Find the string "identifier" in the listing and report every line that has it.

┌─ DATA PROVIDED

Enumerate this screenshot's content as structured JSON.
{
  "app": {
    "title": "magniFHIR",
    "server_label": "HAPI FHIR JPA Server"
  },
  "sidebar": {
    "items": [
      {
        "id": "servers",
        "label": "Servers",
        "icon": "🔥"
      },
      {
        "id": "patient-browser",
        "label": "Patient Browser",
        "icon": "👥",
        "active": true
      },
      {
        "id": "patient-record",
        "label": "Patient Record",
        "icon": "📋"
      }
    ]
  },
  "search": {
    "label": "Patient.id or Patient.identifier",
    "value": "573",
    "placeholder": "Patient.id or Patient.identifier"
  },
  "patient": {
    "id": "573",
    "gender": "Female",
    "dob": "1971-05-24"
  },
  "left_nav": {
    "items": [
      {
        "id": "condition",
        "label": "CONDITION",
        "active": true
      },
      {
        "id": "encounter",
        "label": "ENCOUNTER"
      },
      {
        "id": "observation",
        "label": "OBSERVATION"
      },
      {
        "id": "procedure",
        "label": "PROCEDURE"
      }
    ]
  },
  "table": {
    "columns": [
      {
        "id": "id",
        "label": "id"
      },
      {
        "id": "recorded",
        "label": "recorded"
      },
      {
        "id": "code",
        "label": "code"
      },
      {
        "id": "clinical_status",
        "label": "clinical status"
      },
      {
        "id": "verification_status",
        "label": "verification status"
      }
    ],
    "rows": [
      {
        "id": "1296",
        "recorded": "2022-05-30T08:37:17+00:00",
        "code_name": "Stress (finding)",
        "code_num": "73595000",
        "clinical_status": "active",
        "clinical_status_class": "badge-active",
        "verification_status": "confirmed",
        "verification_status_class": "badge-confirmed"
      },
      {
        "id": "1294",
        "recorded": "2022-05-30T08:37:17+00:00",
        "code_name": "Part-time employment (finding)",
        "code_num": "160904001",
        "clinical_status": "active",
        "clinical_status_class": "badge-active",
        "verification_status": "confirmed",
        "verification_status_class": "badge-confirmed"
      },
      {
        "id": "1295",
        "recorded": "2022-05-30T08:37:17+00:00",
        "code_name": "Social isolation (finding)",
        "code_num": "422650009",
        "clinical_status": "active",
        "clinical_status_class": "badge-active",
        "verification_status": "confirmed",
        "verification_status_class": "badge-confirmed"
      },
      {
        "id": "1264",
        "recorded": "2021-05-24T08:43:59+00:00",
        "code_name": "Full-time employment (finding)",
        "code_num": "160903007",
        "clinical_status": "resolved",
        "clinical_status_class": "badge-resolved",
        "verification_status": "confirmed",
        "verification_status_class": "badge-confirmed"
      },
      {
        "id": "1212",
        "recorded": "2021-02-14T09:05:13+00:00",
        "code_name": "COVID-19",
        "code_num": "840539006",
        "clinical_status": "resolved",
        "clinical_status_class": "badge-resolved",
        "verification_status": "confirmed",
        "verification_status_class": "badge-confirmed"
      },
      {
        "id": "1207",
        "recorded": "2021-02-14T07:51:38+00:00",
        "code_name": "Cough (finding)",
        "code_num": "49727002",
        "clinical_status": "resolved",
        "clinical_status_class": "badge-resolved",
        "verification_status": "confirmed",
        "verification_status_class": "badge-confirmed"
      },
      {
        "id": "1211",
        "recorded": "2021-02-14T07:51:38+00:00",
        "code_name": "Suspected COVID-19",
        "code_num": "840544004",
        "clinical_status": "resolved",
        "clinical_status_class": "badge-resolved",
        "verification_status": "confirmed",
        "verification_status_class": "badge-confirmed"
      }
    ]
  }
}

└─

EXPECTED ANSWER –
    "label": "Patient.id or Patient.identifier",
    "placeholder": "Patient.id or Patient.identifier"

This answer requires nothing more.